* _Problem description_
Write every line of the material out exactly as shown.
____
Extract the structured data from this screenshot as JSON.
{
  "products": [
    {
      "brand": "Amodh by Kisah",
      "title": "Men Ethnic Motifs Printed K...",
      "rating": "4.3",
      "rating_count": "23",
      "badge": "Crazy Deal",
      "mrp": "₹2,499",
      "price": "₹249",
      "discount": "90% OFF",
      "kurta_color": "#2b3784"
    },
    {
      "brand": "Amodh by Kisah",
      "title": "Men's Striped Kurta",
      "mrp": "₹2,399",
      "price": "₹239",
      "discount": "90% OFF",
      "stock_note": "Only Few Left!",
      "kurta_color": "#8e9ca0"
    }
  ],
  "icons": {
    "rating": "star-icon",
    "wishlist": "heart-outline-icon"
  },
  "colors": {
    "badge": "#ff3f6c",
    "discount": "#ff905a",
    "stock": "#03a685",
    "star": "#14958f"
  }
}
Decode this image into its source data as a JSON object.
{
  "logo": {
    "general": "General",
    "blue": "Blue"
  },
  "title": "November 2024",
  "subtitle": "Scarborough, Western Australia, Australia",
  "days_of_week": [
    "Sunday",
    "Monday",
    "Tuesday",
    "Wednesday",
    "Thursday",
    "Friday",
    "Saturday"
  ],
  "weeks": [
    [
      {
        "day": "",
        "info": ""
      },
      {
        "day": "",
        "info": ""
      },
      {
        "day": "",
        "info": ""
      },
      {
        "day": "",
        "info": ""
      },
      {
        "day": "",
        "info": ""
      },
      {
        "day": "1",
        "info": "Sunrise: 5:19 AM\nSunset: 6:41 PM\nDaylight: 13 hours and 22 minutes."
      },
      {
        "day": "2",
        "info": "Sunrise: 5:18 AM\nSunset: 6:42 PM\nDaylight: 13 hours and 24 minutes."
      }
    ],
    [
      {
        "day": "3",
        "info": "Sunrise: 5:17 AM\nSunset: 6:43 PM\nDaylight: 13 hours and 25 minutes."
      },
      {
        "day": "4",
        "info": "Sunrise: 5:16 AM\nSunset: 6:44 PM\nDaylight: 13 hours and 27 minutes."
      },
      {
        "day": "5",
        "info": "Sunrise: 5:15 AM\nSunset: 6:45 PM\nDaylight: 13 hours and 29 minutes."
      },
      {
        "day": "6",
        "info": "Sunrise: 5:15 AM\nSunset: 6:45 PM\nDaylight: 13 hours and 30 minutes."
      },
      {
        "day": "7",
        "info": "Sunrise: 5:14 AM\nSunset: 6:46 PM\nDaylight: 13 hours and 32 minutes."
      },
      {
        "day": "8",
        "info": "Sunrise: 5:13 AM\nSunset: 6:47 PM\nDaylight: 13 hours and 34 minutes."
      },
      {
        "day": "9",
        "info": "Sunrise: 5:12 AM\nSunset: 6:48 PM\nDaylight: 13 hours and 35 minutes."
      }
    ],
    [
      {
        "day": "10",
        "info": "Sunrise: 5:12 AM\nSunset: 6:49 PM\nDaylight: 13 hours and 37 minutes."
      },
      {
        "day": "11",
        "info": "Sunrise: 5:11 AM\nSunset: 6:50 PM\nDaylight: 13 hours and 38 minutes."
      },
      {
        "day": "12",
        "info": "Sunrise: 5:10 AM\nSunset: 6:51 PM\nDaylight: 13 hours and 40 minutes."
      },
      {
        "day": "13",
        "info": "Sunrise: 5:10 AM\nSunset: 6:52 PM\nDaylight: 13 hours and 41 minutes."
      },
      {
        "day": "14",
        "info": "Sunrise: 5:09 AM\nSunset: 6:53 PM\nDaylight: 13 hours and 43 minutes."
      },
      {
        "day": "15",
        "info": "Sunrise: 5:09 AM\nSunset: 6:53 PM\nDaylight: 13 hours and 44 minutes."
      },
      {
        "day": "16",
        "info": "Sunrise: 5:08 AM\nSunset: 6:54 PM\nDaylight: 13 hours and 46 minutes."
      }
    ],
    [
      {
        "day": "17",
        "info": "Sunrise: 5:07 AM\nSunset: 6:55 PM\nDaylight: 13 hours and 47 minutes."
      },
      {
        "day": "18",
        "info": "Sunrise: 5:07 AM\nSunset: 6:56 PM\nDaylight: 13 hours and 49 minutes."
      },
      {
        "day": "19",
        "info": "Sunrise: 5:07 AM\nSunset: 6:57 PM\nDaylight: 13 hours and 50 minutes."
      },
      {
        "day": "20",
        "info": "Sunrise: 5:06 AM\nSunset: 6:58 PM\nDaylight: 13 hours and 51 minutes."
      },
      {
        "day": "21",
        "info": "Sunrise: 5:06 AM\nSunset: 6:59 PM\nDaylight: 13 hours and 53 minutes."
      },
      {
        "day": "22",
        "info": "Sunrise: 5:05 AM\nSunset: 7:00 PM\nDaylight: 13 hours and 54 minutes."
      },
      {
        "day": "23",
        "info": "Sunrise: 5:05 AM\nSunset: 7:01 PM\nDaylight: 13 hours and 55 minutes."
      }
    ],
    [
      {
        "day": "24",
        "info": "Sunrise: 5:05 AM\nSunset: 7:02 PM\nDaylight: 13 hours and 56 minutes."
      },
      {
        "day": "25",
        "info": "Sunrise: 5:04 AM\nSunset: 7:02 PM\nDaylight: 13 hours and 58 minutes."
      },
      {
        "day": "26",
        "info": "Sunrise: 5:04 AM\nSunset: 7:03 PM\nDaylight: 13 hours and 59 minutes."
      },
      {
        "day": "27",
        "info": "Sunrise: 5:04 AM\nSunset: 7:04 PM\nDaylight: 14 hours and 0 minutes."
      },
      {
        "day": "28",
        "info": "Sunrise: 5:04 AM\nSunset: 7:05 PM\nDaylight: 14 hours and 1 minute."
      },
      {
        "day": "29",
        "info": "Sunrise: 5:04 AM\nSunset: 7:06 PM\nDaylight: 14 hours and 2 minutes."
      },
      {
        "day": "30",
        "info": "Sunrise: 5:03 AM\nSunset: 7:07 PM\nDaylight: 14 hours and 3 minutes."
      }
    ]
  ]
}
____
* _Answer to the task_
Extract the structured data from this screenshot as JSON.
{
  "products": [
    {
      "brand": "Amodh by Kisah",
      "title": "Men Ethnic Motifs Printed K...",
      "rating": "4.3",
      "rating_count": "23",
      "badge": "Crazy Deal",
      "mrp": "₹2,499",
      "price": "₹249",
      "discount": "90% OFF",
      "kurta_color": "#2b3784"
    },
    {
      "brand": "Amodh by Kisah",
      "title": "Men's Striped Kurta",
      "mrp": "₹2,399",
      "price": "₹239",
      "discount": "90% OFF",
      "stock_note": "Only Few Left!",
      "kurta_color": "#8e9ca0"
    }
  ],
  "icons": {
    "rating": "star-icon",
    "wishlist": "heart-outline-icon"
  },
  "colors": {
    "badge": "#ff3f6c",
    "discount": "#ff905a",
    "stock": "#03a685",
    "star": "#14958f"
  }
}
Decode this image into its source data as a JSON object.
{
  "logo": {
    "general": "General",
    "blue": "Blue"
  },
  "title": "November 2024",
  "subtitle": "Scarborough, Western Australia, Australia",
  "days_of_week": [
    "Sunday",
    "Monday",
    "Tuesday",
    "Wednesday",
    "Thursday",
    "Friday",
    "Saturday"
  ],
  "weeks": [
    [
      {
        "day": "",
        "info": ""
      },
      {
        "day": "",
        "info": ""
      },
      {
        "day": "",
        "info": ""
      },
      {
        "day": "",
        "info": ""
      },
      {
        "day": "",
        "info": ""
      },
      {
        "day": "1",
        "info": "Sunrise: 5:19 AM\nSunset: 6:41 PM\nDaylight: 13 hours and 22 minutes."
      },
      {
        "day": "2",
        "info": "Sunrise: 5:18 AM\nSunset: 6:42 PM\nDaylight: 13 hours and 24 minutes."
      }
    ],
    [
      {
        "day": "3",
        "info": "Sunrise: 5:17 AM\nSunset: 6:43 PM\nDaylight: 13 hours and 25 minutes."
      },
      {
        "day": "4",
        "info": "Sunrise: 5:16 AM\nSunset: 6:44 PM\nDaylight: 13 hours and 27 minutes."
      },
      {
        "day": "5",
        "info": "Sunrise: 5:15 AM\nSunset: 6:45 PM\nDaylight: 13 hours and 29 minutes."
      },
      {
        "day": "6",
        "info": "Sunrise: 5:15 AM\nSunset: 6:45 PM\nDaylight: 13 hours and 30 minutes."
      },
      {
        "day": "7",
        "info": "Sunrise: 5:14 AM\nSunset: 6:46 PM\nDaylight: 13 hours and 32 minutes."
      },
      {
        "day": "8",
        "info": "Sunrise: 5:13 AM\nSunset: 6:47 PM\nDaylight: 13 hours and 34 minutes."
      },
      {
        "day": "9",
        "info": "Sunrise: 5:12 AM\nSunset: 6:48 PM\nDaylight: 13 hours and 35 minutes."
      }
    ],
    [
      {
        "day": "10",
        "info": "Sunrise: 5:12 AM\nSunset: 6:49 PM\nDaylight: 13 hours and 37 minutes."
      },
      {
        "day": "11",
        "info": "Sunrise: 5:11 AM\nSunset: 6:50 PM\nDaylight: 13 hours and 38 minutes."
      },
      {
        "day": "12",
        "info": "Sunrise: 5:10 AM\nSunset: 6:51 PM\nDaylight: 13 hours and 40 minutes."
      },
      {
        "day": "13",
        "info": "Sunrise: 5:10 AM\nSunset: 6:52 PM\nDaylight: 13 hours and 41 minutes."
      },
      {
        "day": "14",
        "info": "Sunrise: 5:09 AM\nSunset: 6:53 PM\nDaylight: 13 hours and 43 minutes."
      },
      {
        "day": "15",
        "info": "Sunrise: 5:09 AM\nSunset: 6:53 PM\nDaylight: 13 hours and 44 minutes."
      },
      {
        "day": "16",
        "info": "Sunrise: 5:08 AM\nSunset: 6:54 PM\nDaylight: 13 hours and 46 minutes."
      }
    ],
    [
      {
        "day": "17",
        "info": "Sunrise: 5:07 AM\nSunset: 6:55 PM\nDaylight: 13 hours and 47 minutes."
      },
      {
        "day": "18",
        "info": "Sunrise: 5:07 AM\nSunset: 6:56 PM\nDaylight: 13 hours and 49 minutes."
      },
      {
        "day": "19",
        "info": "Sunrise: 5:07 AM\nSunset: 6:57 PM\nDaylight: 13 hours and 50 minutes."
      },
      {
        "day": "20",
        "info": "Sunrise: 5:06 AM\nSunset: 6:58 PM\nDaylight: 13 hours and 51 minutes."
      },
      {
        "day": "21",
        "info": "Sunrise: 5:06 AM\nSunset: 6:59 PM\nDaylight: 13 hours and 53 minutes."
      },
      {
        "day": "22",
        "info": "Sunrise: 5:05 AM\nSunset: 7:00 PM\nDaylight: 13 hours and 54 minutes."
      },
      {
        "day": "23",
        "info": "Sunrise: 5:05 AM\nSunset: 7:01 PM\nDaylight: 13 hours and 55 minutes."
      }
    ],
    [
      {
        "day": "24",
        "info": "Sunrise: 5:05 AM\nSunset: 7:02 PM\nDaylight: 13 hours and 56 minutes."
      },
      {
        "day": "25",
        "info": "Sunrise: 5:04 AM\nSunset: 7:02 PM\nDaylight: 13 hours and 58 minutes."
      },
      {
        "day": "26",
        "info": "Sunrise: 5:04 AM\nSunset: 7:03 PM\nDaylight: 13 hours and 59 minutes."
      },
      {
        "day": "27",
        "info": "Sunrise: 5:04 AM\nSunset: 7:04 PM\nDaylight: 14 hours and 0 minutes."
      },
      {
        "day": "28",
        "info": "Sunrise: 5:04 AM\nSunset: 7:05 PM\nDaylight: 14 hours and 1 minute."
      },
      {
        "day": "29",
        "info": "Sunrise: 5:04 AM\nSunset: 7:06 PM\nDaylight: 14 hours and 2 minutes."
      },
      {
        "day": "30",
        "info": "Sunrise: 5:03 AM\nSunset: 7:07 PM\nDaylight: 14 hours and 3 minutes."
      }
    ]
  ]
}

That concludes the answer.